TASK INPUT →
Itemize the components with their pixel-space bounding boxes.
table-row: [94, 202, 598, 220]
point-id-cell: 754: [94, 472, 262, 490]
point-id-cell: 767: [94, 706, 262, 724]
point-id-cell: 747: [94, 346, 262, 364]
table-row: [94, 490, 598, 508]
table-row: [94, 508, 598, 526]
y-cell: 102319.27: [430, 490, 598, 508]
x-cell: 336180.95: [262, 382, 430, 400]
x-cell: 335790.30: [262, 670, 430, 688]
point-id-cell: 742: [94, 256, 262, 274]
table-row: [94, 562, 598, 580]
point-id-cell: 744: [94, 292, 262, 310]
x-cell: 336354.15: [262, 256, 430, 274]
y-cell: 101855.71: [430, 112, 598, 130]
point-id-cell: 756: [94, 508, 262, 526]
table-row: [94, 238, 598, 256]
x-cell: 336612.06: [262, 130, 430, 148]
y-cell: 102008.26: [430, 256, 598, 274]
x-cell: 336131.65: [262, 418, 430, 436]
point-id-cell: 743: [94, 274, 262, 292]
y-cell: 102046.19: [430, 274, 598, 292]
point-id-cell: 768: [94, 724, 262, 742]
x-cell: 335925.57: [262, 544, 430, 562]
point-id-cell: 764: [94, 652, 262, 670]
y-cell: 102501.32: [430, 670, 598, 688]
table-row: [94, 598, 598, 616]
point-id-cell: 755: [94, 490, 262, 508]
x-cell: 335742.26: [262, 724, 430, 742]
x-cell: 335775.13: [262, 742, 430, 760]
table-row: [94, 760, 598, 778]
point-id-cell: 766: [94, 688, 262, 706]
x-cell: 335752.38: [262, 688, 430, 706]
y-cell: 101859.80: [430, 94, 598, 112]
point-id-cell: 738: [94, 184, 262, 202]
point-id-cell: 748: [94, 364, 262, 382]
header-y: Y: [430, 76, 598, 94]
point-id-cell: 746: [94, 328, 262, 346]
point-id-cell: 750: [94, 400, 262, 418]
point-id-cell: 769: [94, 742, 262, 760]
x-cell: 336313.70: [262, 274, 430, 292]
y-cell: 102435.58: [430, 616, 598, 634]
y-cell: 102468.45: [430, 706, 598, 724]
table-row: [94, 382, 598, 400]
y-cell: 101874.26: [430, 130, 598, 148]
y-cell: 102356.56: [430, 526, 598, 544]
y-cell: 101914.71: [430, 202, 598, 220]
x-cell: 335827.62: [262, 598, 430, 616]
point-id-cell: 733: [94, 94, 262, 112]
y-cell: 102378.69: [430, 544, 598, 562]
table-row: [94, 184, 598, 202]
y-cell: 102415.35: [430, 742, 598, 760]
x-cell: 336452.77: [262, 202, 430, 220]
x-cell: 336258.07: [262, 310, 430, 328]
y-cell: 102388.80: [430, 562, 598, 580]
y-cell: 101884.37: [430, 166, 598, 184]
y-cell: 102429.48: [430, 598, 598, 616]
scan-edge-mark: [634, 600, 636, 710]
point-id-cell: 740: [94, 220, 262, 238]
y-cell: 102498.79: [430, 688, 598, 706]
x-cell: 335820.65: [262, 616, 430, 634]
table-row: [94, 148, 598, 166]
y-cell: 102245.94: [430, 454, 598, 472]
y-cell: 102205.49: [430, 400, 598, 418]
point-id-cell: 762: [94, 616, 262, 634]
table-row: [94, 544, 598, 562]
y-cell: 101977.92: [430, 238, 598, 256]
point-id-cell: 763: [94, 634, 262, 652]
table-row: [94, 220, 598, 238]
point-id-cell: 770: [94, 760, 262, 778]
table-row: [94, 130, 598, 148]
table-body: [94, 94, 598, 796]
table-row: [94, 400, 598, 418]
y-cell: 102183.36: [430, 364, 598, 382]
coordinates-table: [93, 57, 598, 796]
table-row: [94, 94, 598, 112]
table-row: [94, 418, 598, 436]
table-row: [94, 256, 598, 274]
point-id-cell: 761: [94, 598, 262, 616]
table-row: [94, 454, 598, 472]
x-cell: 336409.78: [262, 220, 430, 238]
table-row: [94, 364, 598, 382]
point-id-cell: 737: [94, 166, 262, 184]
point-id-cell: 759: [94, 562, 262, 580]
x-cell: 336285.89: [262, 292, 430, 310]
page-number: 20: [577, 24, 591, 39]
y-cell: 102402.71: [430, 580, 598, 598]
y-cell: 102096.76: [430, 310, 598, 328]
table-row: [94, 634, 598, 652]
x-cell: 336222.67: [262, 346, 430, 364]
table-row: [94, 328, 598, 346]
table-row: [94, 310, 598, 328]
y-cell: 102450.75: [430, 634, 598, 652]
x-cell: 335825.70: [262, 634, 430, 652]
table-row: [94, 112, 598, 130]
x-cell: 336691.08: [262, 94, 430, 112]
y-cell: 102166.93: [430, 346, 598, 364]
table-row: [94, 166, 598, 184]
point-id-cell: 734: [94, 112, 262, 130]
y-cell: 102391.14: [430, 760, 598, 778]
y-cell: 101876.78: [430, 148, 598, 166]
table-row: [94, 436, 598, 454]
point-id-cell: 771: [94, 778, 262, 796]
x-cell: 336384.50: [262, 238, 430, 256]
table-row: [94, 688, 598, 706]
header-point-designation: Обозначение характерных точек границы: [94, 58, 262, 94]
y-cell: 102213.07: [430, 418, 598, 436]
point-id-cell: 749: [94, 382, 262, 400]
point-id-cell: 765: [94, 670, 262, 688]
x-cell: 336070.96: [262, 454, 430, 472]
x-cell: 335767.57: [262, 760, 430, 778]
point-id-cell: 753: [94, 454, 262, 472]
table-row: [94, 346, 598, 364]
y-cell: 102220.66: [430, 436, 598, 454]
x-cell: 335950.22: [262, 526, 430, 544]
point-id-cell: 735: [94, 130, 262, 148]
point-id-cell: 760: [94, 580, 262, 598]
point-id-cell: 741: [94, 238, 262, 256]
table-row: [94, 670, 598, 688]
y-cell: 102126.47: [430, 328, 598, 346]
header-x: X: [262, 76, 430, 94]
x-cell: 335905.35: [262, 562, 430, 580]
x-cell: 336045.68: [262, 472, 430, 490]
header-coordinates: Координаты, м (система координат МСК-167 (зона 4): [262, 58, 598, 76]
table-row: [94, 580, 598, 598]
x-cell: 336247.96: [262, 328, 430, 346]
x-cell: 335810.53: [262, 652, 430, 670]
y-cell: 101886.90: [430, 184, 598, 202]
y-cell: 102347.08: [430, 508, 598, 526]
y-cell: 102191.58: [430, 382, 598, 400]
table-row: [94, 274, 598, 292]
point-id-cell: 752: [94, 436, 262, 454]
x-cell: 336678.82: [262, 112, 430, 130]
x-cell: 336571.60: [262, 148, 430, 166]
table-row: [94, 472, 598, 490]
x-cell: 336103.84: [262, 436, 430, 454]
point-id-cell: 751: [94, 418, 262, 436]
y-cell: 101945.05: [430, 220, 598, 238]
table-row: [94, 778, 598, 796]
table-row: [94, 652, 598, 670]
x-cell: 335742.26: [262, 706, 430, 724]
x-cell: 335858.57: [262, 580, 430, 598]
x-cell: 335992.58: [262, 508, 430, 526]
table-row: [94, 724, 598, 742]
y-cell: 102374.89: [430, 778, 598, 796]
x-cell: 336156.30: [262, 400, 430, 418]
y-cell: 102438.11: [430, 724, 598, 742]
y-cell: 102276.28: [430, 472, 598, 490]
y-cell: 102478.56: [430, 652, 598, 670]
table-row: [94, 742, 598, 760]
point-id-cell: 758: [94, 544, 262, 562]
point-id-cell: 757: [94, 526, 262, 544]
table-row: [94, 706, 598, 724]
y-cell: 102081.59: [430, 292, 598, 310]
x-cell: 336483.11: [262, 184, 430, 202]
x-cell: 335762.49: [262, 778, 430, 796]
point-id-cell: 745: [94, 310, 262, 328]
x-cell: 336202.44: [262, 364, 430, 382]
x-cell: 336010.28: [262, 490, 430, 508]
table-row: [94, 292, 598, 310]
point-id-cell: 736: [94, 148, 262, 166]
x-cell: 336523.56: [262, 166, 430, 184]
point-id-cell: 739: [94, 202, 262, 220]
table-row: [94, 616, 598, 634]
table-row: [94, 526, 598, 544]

TASK DIRECTIONS →
Please rename "table-row" to "data-row" in the listing, from its first line through the line holding "x-cell: 336612.06: [262, 130, 430, 148]", inclusive. Give those lines again with nothing else changed.

REPLY →
Itemize the components with their pixel-space bounding boxes.
data-row: [94, 202, 598, 220]
point-id-cell: 754: [94, 472, 262, 490]
point-id-cell: 767: [94, 706, 262, 724]
point-id-cell: 747: [94, 346, 262, 364]
data-row: [94, 490, 598, 508]
data-row: [94, 508, 598, 526]
y-cell: 102319.27: [430, 490, 598, 508]
x-cell: 336180.95: [262, 382, 430, 400]
x-cell: 335790.30: [262, 670, 430, 688]
point-id-cell: 742: [94, 256, 262, 274]
data-row: [94, 562, 598, 580]
point-id-cell: 744: [94, 292, 262, 310]
x-cell: 336354.15: [262, 256, 430, 274]
y-cell: 101855.71: [430, 112, 598, 130]
point-id-cell: 756: [94, 508, 262, 526]
data-row: [94, 238, 598, 256]
x-cell: 336612.06: [262, 130, 430, 148]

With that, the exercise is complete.